Where a line of the listing below includes the word "date", reproduce that line.

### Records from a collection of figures
★ ★ ★ ★ ★

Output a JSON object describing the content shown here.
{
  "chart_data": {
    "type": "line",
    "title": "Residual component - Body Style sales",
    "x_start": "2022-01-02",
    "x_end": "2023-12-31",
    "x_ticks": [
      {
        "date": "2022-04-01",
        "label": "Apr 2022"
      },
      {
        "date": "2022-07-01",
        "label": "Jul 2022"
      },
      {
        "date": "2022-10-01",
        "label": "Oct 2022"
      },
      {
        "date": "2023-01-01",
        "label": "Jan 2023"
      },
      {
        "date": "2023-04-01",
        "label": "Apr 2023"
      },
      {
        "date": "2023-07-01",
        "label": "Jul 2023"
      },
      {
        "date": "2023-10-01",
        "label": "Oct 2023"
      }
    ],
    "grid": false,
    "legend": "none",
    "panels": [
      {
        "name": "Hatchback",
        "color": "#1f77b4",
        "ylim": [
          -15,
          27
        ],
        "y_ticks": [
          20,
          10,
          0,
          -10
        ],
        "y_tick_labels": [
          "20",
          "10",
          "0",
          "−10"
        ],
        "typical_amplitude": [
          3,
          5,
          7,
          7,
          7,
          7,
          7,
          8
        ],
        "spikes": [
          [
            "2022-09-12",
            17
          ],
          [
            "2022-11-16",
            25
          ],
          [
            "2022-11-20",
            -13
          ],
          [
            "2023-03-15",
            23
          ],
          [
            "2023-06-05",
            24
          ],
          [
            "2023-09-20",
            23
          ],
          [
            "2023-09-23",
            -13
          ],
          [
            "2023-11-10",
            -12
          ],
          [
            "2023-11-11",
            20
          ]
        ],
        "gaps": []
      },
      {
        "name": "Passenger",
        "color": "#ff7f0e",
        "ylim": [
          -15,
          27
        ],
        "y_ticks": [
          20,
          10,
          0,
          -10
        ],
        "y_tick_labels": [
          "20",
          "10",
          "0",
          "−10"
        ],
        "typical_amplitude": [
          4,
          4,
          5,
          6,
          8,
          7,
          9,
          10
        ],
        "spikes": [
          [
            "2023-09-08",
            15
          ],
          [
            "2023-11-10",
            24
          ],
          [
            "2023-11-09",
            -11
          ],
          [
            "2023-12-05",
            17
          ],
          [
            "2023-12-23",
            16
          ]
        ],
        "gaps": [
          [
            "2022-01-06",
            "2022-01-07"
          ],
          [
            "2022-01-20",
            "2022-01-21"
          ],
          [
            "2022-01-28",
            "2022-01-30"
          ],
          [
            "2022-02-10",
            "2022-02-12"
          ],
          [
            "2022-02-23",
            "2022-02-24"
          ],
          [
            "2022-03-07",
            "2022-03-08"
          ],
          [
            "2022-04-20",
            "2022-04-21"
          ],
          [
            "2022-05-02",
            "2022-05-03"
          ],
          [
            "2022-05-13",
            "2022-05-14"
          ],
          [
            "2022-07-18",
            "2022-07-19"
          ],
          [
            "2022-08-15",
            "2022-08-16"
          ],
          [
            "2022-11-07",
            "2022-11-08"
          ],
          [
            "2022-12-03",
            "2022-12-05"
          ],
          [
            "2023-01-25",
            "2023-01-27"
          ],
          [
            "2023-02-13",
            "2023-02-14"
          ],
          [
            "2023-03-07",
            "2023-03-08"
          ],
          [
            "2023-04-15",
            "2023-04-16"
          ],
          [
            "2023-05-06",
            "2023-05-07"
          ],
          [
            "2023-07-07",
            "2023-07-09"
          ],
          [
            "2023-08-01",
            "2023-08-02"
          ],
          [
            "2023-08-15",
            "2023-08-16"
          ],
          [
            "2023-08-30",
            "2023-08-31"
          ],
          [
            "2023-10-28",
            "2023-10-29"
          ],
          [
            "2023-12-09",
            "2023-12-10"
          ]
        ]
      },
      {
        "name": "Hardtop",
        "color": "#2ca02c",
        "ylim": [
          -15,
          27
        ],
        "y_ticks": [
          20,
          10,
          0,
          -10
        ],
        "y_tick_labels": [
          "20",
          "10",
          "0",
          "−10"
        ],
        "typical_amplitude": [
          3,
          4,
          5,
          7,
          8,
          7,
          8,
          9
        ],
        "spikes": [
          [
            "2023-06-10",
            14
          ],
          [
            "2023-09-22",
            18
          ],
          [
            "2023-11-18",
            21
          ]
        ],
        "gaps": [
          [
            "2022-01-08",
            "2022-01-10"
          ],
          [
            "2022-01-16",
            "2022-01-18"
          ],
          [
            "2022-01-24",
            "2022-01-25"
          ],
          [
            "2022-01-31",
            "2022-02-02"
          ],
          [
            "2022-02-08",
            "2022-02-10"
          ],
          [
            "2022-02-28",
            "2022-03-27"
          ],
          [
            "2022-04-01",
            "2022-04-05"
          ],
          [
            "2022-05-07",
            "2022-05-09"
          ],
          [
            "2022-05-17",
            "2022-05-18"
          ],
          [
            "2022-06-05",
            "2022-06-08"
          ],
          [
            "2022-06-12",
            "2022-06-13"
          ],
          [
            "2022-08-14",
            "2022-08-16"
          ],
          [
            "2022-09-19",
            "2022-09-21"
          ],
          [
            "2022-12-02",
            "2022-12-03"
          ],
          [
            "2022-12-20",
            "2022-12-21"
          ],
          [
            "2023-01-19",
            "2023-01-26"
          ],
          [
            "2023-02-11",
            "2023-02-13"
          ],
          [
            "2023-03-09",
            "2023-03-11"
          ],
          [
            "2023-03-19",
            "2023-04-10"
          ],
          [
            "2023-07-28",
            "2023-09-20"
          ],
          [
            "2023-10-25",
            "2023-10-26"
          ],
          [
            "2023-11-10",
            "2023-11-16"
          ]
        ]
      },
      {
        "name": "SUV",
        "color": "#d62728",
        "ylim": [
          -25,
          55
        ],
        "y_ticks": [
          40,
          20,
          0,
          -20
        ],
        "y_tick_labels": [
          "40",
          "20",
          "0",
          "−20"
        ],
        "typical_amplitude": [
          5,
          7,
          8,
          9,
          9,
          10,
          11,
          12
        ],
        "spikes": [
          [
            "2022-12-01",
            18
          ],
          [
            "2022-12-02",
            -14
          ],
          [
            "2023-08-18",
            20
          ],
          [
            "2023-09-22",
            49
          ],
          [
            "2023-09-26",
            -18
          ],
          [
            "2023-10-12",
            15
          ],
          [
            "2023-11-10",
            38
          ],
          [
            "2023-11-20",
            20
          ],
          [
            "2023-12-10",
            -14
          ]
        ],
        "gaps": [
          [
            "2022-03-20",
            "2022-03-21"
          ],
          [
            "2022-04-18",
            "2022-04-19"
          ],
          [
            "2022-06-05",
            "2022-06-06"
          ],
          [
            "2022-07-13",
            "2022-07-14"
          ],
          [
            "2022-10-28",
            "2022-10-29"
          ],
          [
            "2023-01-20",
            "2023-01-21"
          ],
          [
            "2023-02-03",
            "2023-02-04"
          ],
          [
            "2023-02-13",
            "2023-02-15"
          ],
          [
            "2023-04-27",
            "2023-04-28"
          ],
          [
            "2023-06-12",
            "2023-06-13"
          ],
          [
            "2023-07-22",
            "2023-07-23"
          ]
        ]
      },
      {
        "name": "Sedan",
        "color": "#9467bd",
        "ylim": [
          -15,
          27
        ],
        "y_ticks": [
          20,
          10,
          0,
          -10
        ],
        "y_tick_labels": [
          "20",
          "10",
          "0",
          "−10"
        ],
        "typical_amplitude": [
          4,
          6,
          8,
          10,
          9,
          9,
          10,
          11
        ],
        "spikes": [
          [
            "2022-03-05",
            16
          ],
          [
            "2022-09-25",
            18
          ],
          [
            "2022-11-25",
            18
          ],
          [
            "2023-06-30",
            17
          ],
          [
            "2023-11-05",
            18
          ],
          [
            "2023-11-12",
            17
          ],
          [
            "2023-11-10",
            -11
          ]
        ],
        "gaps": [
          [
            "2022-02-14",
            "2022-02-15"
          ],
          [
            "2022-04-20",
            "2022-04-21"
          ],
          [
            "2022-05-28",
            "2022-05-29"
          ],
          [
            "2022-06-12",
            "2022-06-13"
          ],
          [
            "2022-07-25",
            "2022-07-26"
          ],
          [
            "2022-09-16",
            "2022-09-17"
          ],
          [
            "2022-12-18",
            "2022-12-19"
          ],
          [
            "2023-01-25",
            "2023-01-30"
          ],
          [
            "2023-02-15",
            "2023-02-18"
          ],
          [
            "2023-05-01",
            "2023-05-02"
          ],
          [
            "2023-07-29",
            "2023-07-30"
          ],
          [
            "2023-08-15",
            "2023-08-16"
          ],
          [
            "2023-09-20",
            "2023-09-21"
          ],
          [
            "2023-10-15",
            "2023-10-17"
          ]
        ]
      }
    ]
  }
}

★ ★ ★ ★ ★

### ANSWER FOR THIS EXERCISE
        "date": "2022-04-01",
        "date": "2022-07-01",
        "date": "2022-10-01",
        "date": "2023-01-01",
        "date": "2023-04-01",
        "date": "2023-07-01",
        "date": "2023-10-01",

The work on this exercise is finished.